**Directions:** Some lines of these records may hold the word "text"; state how many, using only the number.

(Stored items)
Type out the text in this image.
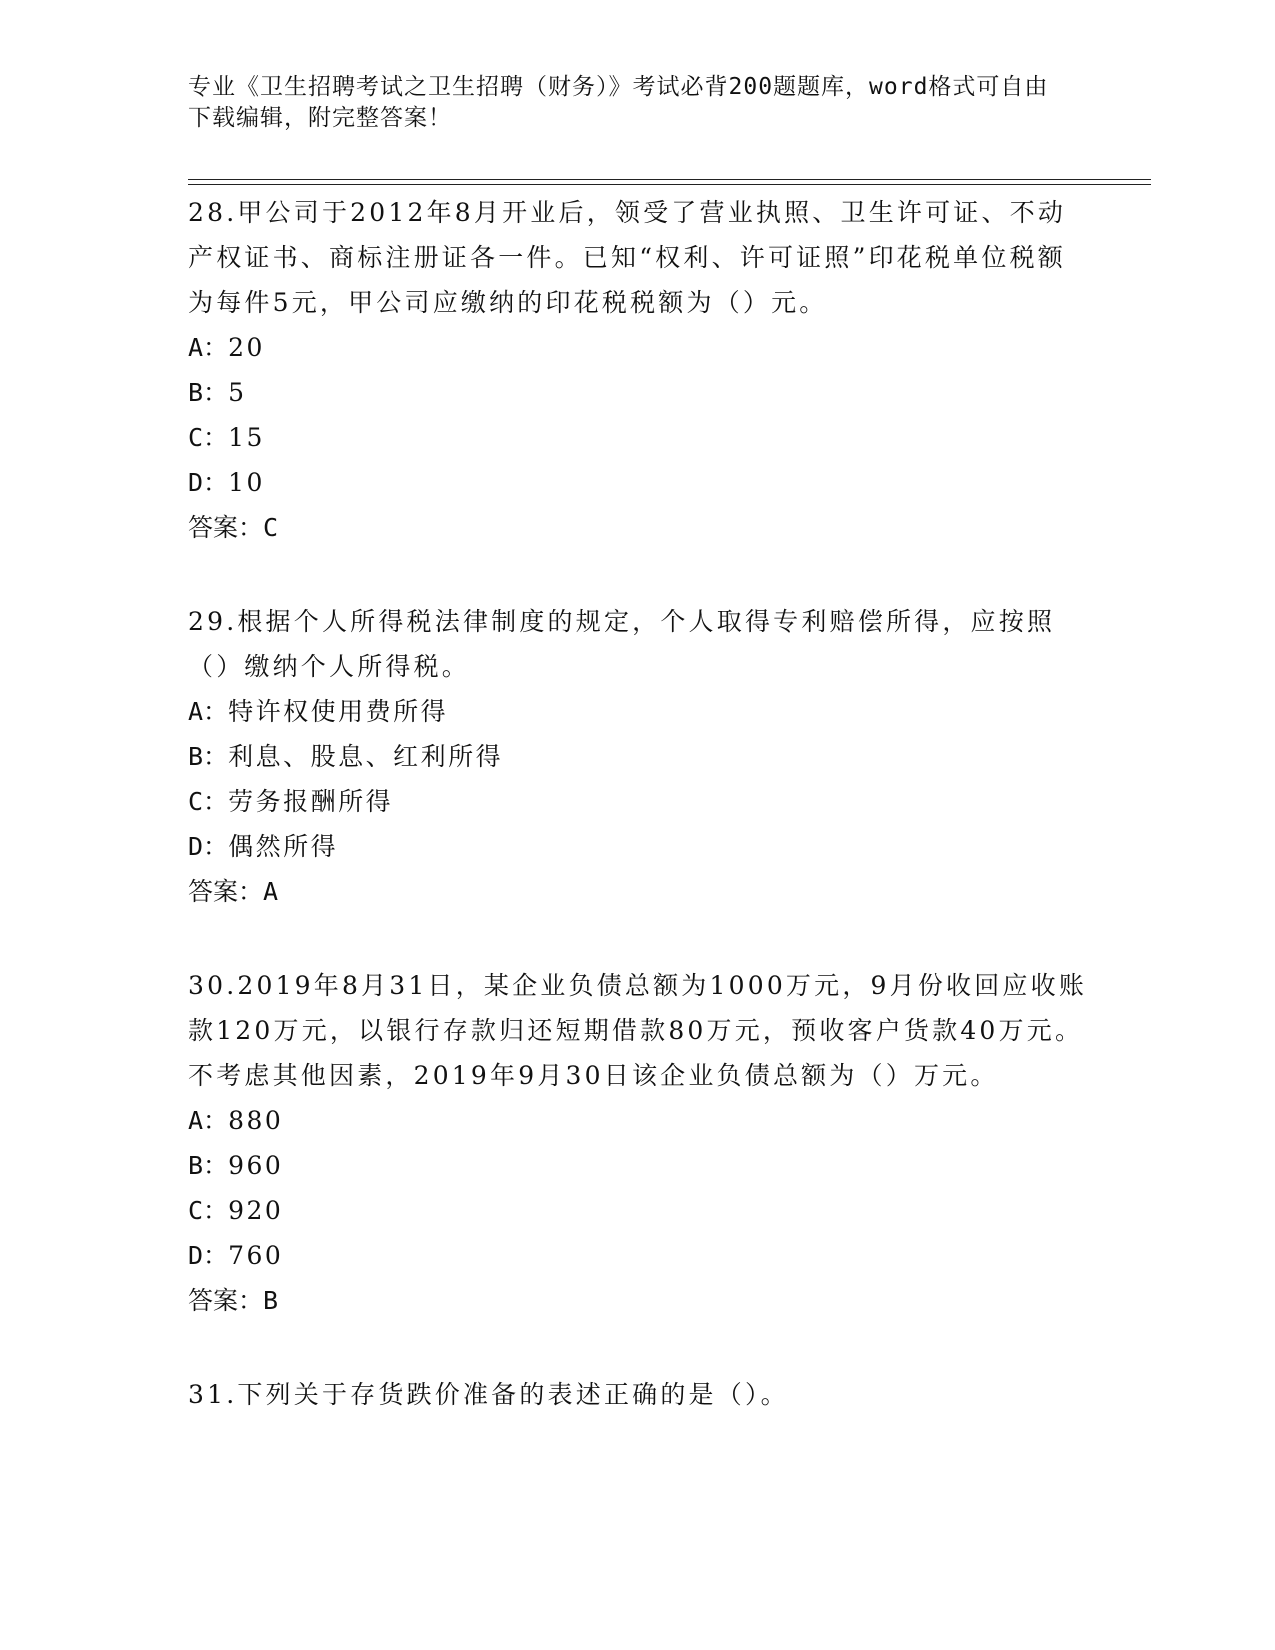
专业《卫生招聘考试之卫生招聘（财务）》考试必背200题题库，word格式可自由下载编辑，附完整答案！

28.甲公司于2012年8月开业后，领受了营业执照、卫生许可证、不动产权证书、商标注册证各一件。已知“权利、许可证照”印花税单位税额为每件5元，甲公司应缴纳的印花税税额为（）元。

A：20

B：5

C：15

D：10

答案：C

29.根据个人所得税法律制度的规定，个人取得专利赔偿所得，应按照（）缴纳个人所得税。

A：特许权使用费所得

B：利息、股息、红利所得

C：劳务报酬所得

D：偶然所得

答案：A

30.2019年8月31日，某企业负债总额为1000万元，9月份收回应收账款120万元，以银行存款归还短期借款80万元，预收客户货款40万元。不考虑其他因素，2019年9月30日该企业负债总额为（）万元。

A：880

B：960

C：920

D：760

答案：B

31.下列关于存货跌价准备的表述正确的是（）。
...
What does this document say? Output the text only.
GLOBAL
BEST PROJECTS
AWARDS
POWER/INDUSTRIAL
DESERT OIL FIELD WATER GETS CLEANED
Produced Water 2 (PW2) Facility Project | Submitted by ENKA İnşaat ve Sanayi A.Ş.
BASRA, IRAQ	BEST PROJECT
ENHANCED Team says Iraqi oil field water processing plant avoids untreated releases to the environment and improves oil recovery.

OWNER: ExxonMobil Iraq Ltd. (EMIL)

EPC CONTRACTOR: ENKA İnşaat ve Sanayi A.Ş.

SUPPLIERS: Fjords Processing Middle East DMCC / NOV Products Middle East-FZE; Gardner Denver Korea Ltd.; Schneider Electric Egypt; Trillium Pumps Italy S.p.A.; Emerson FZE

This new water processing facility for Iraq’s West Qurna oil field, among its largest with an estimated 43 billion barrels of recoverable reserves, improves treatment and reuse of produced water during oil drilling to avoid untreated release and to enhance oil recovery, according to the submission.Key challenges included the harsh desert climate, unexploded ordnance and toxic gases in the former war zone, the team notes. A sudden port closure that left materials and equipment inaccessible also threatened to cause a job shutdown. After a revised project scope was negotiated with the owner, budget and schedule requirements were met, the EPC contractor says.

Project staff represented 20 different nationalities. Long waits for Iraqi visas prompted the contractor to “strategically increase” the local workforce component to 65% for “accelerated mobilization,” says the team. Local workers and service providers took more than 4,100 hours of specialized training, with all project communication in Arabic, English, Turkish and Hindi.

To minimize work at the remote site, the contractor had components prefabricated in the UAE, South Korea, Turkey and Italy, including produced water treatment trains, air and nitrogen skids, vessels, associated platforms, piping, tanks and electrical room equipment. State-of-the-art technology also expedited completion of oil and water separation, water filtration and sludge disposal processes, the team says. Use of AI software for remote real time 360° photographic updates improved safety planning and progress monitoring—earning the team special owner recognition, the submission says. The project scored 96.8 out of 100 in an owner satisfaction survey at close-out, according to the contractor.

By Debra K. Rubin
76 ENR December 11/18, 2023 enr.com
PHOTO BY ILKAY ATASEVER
...
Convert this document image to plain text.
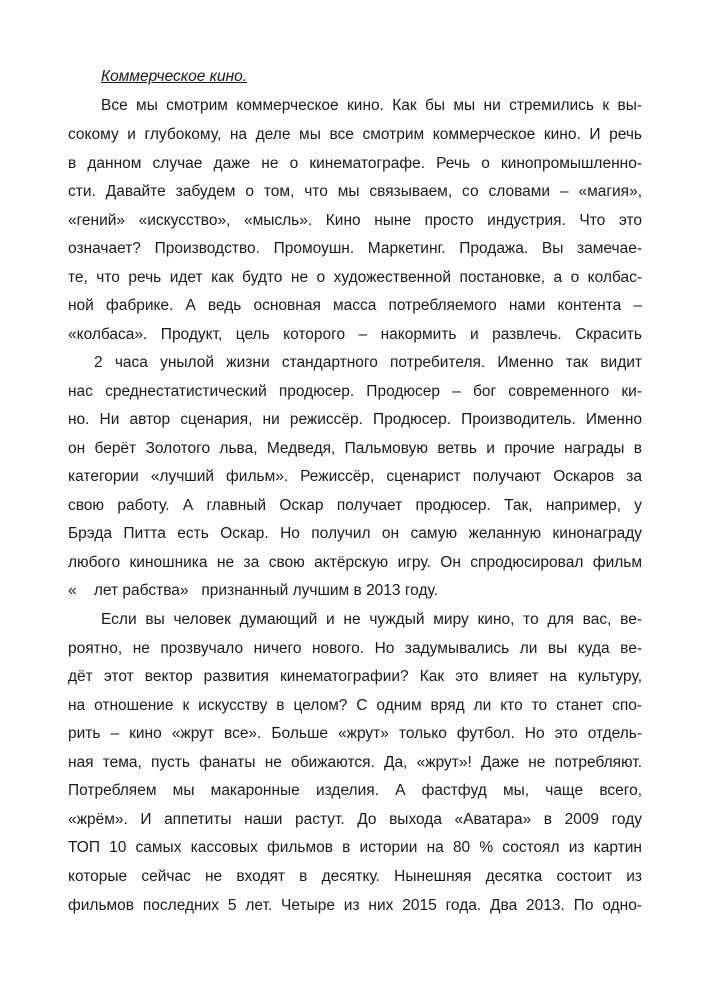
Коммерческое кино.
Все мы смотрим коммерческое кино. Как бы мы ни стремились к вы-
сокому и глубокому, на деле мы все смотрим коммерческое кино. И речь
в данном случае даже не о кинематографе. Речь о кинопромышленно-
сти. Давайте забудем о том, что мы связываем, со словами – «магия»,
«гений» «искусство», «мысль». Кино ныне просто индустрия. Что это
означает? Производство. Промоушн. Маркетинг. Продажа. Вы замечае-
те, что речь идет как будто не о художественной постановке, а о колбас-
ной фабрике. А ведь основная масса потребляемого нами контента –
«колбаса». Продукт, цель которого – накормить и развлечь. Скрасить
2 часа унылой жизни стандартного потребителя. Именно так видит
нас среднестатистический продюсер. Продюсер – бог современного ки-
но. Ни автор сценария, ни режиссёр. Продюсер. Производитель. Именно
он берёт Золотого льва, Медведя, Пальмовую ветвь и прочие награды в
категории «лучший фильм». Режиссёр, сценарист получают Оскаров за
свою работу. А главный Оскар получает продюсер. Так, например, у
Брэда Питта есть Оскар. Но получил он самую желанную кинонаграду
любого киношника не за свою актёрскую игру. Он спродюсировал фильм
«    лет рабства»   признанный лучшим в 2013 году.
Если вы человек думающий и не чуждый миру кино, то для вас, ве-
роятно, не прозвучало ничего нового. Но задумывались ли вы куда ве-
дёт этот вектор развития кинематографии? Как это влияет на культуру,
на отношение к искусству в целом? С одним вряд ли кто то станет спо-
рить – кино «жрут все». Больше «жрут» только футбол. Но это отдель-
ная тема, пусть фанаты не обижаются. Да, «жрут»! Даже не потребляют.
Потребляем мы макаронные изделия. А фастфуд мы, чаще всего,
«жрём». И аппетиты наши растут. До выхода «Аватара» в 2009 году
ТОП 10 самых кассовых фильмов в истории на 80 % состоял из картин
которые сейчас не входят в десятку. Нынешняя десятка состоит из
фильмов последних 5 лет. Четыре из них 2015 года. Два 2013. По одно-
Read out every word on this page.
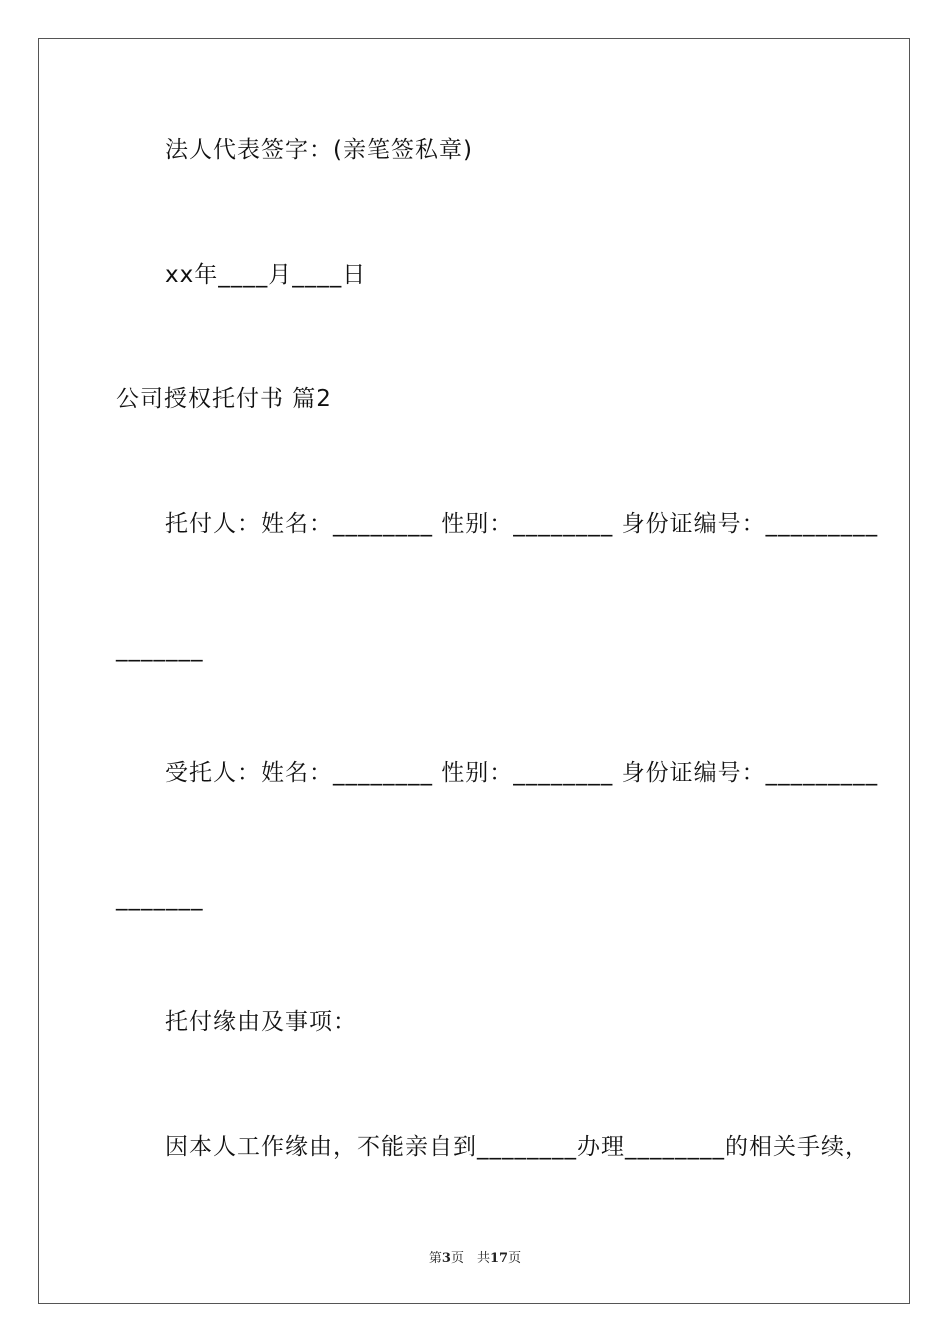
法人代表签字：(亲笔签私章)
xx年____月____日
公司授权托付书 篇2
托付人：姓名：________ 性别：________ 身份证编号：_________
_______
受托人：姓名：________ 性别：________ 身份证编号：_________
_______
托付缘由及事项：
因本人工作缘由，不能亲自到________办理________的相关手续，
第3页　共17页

**Response to the task:** 3